GIVEN RECORDS >>
>> BEGIN

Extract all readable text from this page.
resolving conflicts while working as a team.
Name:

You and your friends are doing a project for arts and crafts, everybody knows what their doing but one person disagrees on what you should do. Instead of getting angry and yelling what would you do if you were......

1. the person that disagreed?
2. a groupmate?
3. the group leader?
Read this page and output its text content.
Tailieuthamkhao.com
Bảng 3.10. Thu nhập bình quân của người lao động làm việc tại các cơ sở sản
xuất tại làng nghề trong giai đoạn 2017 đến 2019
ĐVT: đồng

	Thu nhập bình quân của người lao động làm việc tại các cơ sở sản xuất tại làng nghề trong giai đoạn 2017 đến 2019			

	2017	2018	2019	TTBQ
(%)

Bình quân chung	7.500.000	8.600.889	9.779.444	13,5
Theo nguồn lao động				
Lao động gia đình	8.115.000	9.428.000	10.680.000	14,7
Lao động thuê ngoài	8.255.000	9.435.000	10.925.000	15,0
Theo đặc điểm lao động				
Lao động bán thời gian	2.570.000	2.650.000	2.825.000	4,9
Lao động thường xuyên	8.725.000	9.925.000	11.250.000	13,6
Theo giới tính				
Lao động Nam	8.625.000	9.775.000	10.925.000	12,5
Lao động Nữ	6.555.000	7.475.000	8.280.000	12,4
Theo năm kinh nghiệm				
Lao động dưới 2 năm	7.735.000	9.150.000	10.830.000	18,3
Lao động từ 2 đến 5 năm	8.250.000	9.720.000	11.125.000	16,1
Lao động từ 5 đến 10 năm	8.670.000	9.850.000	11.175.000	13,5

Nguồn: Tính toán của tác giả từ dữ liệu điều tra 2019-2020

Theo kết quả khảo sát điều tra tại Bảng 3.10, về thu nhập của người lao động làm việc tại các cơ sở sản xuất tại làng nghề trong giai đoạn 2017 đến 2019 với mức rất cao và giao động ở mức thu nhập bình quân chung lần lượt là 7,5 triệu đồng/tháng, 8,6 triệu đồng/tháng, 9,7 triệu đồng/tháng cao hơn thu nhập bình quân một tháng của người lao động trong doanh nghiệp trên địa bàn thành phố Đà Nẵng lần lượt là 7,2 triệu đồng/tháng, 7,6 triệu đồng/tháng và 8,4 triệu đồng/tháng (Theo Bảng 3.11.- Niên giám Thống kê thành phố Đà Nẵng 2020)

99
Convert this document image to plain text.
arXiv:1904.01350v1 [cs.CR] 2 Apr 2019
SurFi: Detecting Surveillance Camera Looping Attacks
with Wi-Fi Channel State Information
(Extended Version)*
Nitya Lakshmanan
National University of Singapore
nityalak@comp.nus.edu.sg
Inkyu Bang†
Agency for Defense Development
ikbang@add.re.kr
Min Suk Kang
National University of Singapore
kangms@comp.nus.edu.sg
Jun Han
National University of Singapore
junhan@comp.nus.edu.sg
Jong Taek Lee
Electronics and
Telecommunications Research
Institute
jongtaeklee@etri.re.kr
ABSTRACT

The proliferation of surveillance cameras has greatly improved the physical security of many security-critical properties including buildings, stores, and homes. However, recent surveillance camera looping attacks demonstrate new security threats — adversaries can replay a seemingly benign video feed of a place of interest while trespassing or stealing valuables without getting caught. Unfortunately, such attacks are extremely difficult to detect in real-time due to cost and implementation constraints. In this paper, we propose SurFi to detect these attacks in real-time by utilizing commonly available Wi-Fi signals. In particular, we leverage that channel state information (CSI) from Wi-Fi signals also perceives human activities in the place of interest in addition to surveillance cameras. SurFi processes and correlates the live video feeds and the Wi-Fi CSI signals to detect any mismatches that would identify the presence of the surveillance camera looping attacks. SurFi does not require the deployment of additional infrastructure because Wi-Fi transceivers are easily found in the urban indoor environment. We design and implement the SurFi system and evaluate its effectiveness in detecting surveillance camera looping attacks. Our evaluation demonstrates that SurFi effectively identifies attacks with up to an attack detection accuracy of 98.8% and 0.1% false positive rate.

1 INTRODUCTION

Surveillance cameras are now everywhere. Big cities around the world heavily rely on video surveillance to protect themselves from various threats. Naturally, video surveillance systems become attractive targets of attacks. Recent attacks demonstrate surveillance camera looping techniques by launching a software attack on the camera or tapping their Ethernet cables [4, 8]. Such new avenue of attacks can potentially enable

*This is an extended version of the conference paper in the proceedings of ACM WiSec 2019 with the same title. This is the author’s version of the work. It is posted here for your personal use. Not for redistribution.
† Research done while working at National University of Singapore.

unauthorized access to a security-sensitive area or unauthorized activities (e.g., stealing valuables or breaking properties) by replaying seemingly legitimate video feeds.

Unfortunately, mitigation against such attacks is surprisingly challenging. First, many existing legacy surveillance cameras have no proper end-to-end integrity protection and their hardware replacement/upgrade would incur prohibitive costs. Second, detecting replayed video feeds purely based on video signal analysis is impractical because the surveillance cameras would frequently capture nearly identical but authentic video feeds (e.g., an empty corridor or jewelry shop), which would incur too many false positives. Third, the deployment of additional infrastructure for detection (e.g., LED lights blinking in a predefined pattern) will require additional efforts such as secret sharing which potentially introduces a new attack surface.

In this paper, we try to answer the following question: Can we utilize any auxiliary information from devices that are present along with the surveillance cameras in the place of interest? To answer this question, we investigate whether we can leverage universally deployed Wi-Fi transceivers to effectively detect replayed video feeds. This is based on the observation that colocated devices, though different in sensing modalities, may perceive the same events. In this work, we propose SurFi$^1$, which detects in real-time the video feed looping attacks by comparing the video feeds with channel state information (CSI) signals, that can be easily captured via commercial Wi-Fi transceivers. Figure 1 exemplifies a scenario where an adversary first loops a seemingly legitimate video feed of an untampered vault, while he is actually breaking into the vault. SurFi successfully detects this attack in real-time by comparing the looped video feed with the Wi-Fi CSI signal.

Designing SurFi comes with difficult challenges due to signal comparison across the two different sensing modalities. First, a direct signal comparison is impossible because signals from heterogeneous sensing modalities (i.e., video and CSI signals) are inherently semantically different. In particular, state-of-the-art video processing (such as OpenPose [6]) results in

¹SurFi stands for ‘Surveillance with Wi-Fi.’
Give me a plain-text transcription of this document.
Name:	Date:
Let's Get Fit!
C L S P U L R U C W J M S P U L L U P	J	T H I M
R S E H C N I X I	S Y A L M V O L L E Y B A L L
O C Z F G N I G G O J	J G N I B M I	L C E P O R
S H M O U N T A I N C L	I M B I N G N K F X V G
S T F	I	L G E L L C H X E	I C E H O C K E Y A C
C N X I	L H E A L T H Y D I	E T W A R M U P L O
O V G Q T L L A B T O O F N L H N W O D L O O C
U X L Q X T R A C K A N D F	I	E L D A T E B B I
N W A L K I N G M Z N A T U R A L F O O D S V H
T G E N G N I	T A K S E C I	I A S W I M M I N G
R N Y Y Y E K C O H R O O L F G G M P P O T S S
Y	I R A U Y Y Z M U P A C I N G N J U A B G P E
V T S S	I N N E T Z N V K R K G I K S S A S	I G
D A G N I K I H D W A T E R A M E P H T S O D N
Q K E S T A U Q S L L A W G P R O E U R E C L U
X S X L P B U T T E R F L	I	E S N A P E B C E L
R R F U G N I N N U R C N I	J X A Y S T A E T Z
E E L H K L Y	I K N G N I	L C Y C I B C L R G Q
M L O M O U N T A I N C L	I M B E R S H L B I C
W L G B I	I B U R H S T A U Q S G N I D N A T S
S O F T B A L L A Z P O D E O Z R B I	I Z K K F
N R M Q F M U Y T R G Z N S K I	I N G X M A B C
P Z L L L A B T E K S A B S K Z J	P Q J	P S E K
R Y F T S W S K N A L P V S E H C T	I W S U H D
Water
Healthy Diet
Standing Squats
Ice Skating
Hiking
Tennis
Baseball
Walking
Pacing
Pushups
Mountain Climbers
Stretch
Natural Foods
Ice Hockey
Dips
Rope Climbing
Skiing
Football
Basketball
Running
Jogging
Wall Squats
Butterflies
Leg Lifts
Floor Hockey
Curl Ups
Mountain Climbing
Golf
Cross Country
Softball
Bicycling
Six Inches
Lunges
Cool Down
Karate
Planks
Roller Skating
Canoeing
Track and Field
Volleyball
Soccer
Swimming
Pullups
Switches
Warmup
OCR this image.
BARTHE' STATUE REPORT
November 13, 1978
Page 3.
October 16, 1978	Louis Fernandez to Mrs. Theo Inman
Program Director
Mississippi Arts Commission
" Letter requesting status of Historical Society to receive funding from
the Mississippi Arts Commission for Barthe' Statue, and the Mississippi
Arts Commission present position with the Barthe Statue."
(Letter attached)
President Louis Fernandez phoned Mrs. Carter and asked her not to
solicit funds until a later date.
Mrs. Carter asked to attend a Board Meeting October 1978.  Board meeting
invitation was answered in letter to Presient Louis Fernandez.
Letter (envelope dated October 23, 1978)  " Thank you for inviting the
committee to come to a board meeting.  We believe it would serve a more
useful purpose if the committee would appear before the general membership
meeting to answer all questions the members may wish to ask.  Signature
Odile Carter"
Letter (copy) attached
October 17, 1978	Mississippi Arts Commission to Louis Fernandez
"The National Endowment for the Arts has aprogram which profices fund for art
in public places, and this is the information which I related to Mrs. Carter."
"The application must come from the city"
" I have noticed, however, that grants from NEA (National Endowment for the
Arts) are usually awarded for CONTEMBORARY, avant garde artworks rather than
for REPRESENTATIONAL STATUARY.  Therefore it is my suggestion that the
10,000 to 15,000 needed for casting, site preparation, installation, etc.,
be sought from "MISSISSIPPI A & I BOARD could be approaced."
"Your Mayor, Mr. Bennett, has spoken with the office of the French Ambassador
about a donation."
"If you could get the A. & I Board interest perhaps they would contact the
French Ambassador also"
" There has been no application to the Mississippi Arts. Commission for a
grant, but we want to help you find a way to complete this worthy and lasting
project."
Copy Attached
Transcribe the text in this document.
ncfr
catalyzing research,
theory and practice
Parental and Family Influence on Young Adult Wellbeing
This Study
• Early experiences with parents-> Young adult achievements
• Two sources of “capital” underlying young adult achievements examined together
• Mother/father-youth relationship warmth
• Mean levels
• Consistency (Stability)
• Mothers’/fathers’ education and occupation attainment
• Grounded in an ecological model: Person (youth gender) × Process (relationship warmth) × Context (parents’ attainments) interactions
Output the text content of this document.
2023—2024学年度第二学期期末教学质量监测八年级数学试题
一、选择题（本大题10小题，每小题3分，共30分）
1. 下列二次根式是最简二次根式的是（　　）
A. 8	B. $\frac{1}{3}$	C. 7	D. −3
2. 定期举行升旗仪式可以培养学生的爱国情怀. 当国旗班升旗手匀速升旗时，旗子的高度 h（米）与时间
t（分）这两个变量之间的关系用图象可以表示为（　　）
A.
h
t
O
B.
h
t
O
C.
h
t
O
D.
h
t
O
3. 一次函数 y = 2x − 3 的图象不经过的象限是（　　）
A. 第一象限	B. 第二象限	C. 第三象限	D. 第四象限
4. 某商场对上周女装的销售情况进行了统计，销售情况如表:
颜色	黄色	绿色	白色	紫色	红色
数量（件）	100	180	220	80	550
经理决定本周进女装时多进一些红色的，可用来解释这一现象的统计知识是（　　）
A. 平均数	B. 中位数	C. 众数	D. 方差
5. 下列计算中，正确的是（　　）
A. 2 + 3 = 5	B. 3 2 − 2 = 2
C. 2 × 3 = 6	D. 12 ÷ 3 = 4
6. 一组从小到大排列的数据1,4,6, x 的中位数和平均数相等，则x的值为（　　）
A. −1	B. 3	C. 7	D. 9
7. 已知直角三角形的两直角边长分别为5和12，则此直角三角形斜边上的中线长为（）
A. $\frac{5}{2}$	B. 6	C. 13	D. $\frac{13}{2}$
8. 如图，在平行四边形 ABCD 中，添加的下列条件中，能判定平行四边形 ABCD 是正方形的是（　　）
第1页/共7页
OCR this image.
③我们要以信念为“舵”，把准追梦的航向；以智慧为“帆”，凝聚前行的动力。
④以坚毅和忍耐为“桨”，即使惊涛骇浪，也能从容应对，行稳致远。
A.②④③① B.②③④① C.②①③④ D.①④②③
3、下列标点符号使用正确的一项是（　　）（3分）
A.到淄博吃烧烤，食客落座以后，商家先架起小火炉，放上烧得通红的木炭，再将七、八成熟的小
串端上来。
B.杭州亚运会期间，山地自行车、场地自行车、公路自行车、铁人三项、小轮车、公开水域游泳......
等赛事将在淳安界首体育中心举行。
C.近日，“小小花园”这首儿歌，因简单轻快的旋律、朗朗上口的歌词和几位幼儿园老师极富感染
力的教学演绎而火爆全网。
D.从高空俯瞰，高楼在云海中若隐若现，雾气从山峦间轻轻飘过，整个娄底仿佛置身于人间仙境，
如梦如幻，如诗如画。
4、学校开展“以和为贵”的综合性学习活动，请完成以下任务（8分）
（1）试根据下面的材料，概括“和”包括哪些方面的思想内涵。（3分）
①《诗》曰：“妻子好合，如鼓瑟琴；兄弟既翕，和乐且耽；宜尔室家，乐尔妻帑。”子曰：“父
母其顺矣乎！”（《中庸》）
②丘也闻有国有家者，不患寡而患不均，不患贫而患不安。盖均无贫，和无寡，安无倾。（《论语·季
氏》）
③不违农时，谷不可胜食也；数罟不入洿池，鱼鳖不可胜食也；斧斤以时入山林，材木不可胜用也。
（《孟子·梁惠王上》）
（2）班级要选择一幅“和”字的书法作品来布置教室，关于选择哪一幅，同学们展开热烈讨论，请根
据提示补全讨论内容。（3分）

>> END

WRITTEN INSTRUCTION >>
Among the lines of the data, identify those with the word "Ambassador". Copy each of them.

RESULT >>
"Your Mayor, Mr. Bennett, has spoken with the office of the French Ambassador
French Ambassador also"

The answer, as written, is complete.